_REQUIRED WORK_
In the entries below, find every line holding the string "cost" and collect it.

_RECORDS SUPPLIED_
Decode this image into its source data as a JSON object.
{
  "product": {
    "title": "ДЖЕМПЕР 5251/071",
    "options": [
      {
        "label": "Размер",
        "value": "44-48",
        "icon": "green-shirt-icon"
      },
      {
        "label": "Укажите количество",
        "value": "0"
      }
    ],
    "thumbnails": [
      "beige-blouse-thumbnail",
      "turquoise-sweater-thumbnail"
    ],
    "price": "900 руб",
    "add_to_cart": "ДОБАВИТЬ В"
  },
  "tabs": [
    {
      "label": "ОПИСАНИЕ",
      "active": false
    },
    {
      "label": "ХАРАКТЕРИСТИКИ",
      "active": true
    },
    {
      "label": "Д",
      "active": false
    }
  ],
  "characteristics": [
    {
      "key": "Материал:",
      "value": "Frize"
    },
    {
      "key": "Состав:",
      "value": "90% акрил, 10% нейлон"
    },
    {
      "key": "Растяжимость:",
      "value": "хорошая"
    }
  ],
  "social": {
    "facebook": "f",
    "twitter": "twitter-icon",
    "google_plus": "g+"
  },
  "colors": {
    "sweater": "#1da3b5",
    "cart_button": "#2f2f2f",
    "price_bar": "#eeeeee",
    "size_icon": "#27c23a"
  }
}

...

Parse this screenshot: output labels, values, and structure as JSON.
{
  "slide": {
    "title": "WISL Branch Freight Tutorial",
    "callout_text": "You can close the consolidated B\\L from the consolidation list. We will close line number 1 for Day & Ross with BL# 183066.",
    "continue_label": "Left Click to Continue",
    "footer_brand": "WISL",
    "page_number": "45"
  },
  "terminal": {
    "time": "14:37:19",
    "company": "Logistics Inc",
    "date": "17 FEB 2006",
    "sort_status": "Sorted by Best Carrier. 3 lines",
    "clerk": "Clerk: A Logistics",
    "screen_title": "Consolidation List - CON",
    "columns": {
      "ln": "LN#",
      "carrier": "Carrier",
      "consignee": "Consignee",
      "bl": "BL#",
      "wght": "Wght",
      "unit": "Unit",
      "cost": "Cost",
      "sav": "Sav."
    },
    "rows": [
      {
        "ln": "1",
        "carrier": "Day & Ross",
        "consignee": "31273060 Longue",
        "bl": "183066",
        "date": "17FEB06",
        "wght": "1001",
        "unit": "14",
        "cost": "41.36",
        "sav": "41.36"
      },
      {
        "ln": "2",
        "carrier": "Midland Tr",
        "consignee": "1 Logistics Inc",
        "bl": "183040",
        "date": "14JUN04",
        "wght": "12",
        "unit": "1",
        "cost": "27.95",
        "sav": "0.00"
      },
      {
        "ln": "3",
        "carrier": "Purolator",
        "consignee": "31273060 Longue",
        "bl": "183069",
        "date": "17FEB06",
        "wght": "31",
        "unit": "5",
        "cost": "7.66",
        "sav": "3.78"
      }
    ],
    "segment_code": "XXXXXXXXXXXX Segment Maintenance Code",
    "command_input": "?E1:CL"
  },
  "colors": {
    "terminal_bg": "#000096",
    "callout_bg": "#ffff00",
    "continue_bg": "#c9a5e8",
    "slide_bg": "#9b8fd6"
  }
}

_SOLUTION TO THIS TASK_
      "cost": "Cost",
        "cost": "41.36",
        "cost": "27.95",
        "cost": "7.66",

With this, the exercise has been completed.